> **WHAT YOU NEED TO DO**
Write out every record in full, exactly as written, please.

___ EXTRACTED INFORMATION

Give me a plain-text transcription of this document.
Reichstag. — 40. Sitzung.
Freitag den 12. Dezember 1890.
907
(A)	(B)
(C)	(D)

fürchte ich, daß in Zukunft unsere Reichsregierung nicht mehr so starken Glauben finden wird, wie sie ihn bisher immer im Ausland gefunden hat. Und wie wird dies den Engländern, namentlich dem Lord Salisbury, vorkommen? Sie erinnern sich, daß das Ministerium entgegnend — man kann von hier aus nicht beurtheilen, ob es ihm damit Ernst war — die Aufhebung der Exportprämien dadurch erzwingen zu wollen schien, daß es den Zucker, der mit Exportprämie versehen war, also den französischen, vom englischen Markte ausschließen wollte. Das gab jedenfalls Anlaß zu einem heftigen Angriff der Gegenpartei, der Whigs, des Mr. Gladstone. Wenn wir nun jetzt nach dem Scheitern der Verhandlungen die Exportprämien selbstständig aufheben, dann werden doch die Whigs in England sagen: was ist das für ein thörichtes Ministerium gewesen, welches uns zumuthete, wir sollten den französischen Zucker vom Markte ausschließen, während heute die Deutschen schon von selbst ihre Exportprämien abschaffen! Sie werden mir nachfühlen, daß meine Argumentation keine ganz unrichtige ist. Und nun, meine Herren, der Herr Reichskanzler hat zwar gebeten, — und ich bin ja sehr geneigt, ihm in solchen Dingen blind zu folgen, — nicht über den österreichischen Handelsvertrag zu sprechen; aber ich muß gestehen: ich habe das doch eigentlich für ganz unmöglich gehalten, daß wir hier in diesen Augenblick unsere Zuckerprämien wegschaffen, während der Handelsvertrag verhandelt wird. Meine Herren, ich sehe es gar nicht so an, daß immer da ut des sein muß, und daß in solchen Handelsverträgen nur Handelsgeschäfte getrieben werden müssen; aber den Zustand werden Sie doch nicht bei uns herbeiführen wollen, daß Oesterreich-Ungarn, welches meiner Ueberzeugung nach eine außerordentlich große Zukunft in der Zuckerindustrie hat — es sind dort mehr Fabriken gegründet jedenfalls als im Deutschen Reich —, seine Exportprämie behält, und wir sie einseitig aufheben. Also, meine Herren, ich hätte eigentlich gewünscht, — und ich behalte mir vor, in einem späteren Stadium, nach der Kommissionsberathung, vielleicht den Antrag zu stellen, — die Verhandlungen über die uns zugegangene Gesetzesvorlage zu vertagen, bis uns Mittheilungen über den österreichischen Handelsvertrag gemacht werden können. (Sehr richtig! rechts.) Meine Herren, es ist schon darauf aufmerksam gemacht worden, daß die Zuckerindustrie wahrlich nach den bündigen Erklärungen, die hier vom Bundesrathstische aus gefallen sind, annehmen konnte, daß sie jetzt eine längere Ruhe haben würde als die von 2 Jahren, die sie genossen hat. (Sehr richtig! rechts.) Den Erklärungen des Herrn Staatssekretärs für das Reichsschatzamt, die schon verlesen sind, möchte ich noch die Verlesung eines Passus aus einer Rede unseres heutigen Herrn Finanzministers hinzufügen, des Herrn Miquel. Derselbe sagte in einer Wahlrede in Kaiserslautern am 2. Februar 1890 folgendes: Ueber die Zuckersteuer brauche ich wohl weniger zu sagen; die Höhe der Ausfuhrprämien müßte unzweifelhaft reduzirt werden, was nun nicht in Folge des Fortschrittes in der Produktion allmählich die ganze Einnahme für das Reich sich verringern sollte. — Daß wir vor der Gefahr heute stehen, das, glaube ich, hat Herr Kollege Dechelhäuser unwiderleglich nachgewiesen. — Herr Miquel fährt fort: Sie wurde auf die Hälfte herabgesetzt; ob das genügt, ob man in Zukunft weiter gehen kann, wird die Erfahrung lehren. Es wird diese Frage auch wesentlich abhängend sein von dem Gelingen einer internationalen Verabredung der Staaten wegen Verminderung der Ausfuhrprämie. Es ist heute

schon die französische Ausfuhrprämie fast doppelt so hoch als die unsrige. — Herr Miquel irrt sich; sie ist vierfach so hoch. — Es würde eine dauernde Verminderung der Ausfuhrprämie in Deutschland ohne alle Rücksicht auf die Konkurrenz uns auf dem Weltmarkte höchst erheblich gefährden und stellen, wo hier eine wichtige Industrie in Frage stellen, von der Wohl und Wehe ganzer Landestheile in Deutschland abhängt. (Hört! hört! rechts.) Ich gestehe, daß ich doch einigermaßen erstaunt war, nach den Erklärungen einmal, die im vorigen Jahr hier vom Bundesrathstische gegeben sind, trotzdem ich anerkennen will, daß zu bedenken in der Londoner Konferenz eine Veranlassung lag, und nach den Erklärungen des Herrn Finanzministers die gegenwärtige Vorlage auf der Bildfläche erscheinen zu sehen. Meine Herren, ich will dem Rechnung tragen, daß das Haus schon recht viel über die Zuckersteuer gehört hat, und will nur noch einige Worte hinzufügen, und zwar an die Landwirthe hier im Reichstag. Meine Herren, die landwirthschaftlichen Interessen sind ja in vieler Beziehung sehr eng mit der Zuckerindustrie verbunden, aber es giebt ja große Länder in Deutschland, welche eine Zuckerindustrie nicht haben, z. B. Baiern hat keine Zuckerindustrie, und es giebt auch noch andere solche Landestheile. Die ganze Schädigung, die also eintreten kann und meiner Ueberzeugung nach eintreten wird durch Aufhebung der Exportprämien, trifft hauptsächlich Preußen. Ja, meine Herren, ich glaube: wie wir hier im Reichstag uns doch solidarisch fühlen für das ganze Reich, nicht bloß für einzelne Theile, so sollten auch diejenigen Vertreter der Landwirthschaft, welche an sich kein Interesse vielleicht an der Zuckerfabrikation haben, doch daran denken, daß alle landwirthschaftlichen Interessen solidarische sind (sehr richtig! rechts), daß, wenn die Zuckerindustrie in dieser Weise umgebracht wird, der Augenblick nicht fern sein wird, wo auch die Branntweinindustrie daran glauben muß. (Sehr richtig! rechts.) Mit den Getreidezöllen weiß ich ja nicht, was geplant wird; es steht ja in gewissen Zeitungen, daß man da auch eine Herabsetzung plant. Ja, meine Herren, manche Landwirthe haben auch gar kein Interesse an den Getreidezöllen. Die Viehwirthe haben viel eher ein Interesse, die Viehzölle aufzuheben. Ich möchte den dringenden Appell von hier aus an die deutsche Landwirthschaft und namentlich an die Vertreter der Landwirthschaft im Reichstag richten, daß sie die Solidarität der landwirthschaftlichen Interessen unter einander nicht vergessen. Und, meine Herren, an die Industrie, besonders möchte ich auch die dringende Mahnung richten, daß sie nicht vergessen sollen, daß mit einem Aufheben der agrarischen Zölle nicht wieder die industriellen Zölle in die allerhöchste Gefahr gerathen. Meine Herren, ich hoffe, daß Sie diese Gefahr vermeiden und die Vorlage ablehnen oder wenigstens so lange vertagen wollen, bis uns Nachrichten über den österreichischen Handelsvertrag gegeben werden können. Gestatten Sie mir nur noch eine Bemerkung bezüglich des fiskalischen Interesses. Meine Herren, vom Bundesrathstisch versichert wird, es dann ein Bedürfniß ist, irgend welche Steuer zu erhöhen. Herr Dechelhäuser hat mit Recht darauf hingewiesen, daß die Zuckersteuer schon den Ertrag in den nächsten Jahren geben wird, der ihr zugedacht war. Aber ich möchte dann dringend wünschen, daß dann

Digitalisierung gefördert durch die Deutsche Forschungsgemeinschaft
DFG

______

> **TASK ANSWER**
Give me a plain-text transcription of this document.
Reichstag. — 40. Sitzung.
Freitag den 12. Dezember 1890.
907
(A)	(B)
(C)	(D)

fürchte ich, daß in Zukunft unsere Reichsregierung nicht mehr so starken Glauben finden wird, wie sie ihn bisher immer im Ausland gefunden hat. Und wie wird dies den Engländern, namentlich dem Lord Salisbury, vorkommen? Sie erinnern sich, daß das Ministerium entgegnend — man kann von hier aus nicht beurtheilen, ob es ihm damit Ernst war — die Aufhebung der Exportprämien dadurch erzwingen zu wollen schien, daß es den Zucker, der mit Exportprämie versehen war, also den französischen, vom englischen Markte ausschließen wollte. Das gab jedenfalls Anlaß zu einem heftigen Angriff der Gegenpartei, der Whigs, des Mr. Gladstone. Wenn wir nun jetzt nach dem Scheitern der Verhandlungen die Exportprämien selbstständig aufheben, dann werden doch die Whigs in England sagen: was ist das für ein thörichtes Ministerium gewesen, welches uns zumuthete, wir sollten den französischen Zucker vom Markte ausschließen, während heute die Deutschen schon von selbst ihre Exportprämien abschaffen! Sie werden mir nachfühlen, daß meine Argumentation keine ganz unrichtige ist. Und nun, meine Herren, der Herr Reichskanzler hat zwar gebeten, — und ich bin ja sehr geneigt, ihm in solchen Dingen blind zu folgen, — nicht über den österreichischen Handelsvertrag zu sprechen; aber ich muß gestehen: ich habe das doch eigentlich für ganz unmöglich gehalten, daß wir hier in diesen Augenblick unsere Zuckerprämien wegschaffen, während der Handelsvertrag verhandelt wird. Meine Herren, ich sehe es gar nicht so an, daß immer da ut des sein muß, und daß in solchen Handelsverträgen nur Handelsgeschäfte getrieben werden müssen; aber den Zustand werden Sie doch nicht bei uns herbeiführen wollen, daß Oesterreich-Ungarn, welches meiner Ueberzeugung nach eine außerordentlich große Zukunft in der Zuckerindustrie hat — es sind dort mehr Fabriken gegründet jedenfalls als im Deutschen Reich —, seine Exportprämie behält, und wir sie einseitig aufheben. Also, meine Herren, ich hätte eigentlich gewünscht, — und ich behalte mir vor, in einem späteren Stadium, nach der Kommissionsberathung, vielleicht den Antrag zu stellen, — die Verhandlungen über die uns zugegangene Gesetzesvorlage zu vertagen, bis uns Mittheilungen über den österreichischen Handelsvertrag gemacht werden können. (Sehr richtig! rechts.) Meine Herren, es ist schon darauf aufmerksam gemacht worden, daß die Zuckerindustrie wahrlich nach den bündigen Erklärungen, die hier vom Bundesrathstische aus gefallen sind, annehmen konnte, daß sie jetzt eine längere Ruhe haben würde als die von 2 Jahren, die sie genossen hat. (Sehr richtig! rechts.) Den Erklärungen des Herrn Staatssekretärs für das Reichsschatzamt, die schon verlesen sind, möchte ich noch die Verlesung eines Passus aus einer Rede unseres heutigen Herrn Finanzministers hinzufügen, des Herrn Miquel. Derselbe sagte in einer Wahlrede in Kaiserslautern am 2. Februar 1890 folgendes: Ueber die Zuckersteuer brauche ich wohl weniger zu sagen; die Höhe der Ausfuhrprämien müßte unzweifelhaft reduzirt werden, was nun nicht in Folge des Fortschrittes in der Produktion allmählich die ganze Einnahme für das Reich sich verringern sollte. — Daß wir vor der Gefahr heute stehen, das, glaube ich, hat Herr Kollege Dechelhäuser unwiderleglich nachgewiesen. — Herr Miquel fährt fort: Sie wurde auf die Hälfte herabgesetzt; ob das genügt, ob man in Zukunft weiter gehen kann, wird die Erfahrung lehren. Es wird diese Frage auch wesentlich abhängend sein von dem Gelingen einer internationalen Verabredung der Staaten wegen Verminderung der Ausfuhrprämie. Es ist heute

schon die französische Ausfuhrprämie fast doppelt so hoch als die unsrige. — Herr Miquel irrt sich; sie ist vierfach so hoch. — Es würde eine dauernde Verminderung der Ausfuhrprämie in Deutschland ohne alle Rücksicht auf die Konkurrenz uns auf dem Weltmarkte höchst erheblich gefährden und stellen, wo hier eine wichtige Industrie in Frage stellen, von der Wohl und Wehe ganzer Landestheile in Deutschland abhängt. (Hört! hört! rechts.) Ich gestehe, daß ich doch einigermaßen erstaunt war, nach den Erklärungen einmal, die im vorigen Jahr hier vom Bundesrathstische gegeben sind, trotzdem ich anerkennen will, daß zu bedenken in der Londoner Konferenz eine Veranlassung lag, und nach den Erklärungen des Herrn Finanzministers die gegenwärtige Vorlage auf der Bildfläche erscheinen zu sehen. Meine Herren, ich will dem Rechnung tragen, daß das Haus schon recht viel über die Zuckersteuer gehört hat, und will nur noch einige Worte hinzufügen, und zwar an die Landwirthe hier im Reichstag. Meine Herren, die landwirthschaftlichen Interessen sind ja in vieler Beziehung sehr eng mit der Zuckerindustrie verbunden, aber es giebt ja große Länder in Deutschland, welche eine Zuckerindustrie nicht haben, z. B. Baiern hat keine Zuckerindustrie, und es giebt auch noch andere solche Landestheile. Die ganze Schädigung, die also eintreten kann und meiner Ueberzeugung nach eintreten wird durch Aufhebung der Exportprämien, trifft hauptsächlich Preußen. Ja, meine Herren, ich glaube: wie wir hier im Reichstag uns doch solidarisch fühlen für das ganze Reich, nicht bloß für einzelne Theile, so sollten auch diejenigen Vertreter der Landwirthschaft, welche an sich kein Interesse vielleicht an der Zuckerfabrikation haben, doch daran denken, daß alle landwirthschaftlichen Interessen solidarische sind (sehr richtig! rechts), daß, wenn die Zuckerindustrie in dieser Weise umgebracht wird, der Augenblick nicht fern sein wird, wo auch die Branntweinindustrie daran glauben muß. (Sehr richtig! rechts.) Mit den Getreidezöllen weiß ich ja nicht, was geplant wird; es steht ja in gewissen Zeitungen, daß man da auch eine Herabsetzung plant. Ja, meine Herren, manche Landwirthe haben auch gar kein Interesse an den Getreidezöllen. Die Viehwirthe haben viel eher ein Interesse, die Viehzölle aufzuheben. Ich möchte den dringenden Appell von hier aus an die deutsche Landwirthschaft und namentlich an die Vertreter der Landwirthschaft im Reichstag richten, daß sie die Solidarität der landwirthschaftlichen Interessen unter einander nicht vergessen. Und, meine Herren, an die Industrie, besonders möchte ich auch die dringende Mahnung richten, daß sie nicht vergessen sollen, daß mit einem Aufheben der agrarischen Zölle nicht wieder die industriellen Zölle in die allerhöchste Gefahr gerathen. Meine Herren, ich hoffe, daß Sie diese Gefahr vermeiden und die Vorlage ablehnen oder wenigstens so lange vertagen wollen, bis uns Nachrichten über den österreichischen Handelsvertrag gegeben werden können. Gestatten Sie mir nur noch eine Bemerkung bezüglich des fiskalischen Interesses. Meine Herren, vom Bundesrathstisch versichert wird, es dann ein Bedürfniß ist, irgend welche Steuer zu erhöhen. Herr Dechelhäuser hat mit Recht darauf hingewiesen, daß die Zuckersteuer schon den Ertrag in den nächsten Jahren geben wird, der ihr zugedacht war. Aber ich möchte dann dringend wünschen, daß dann

Digitalisierung gefördert durch die Deutsche Forschungsgemeinschaft
DFG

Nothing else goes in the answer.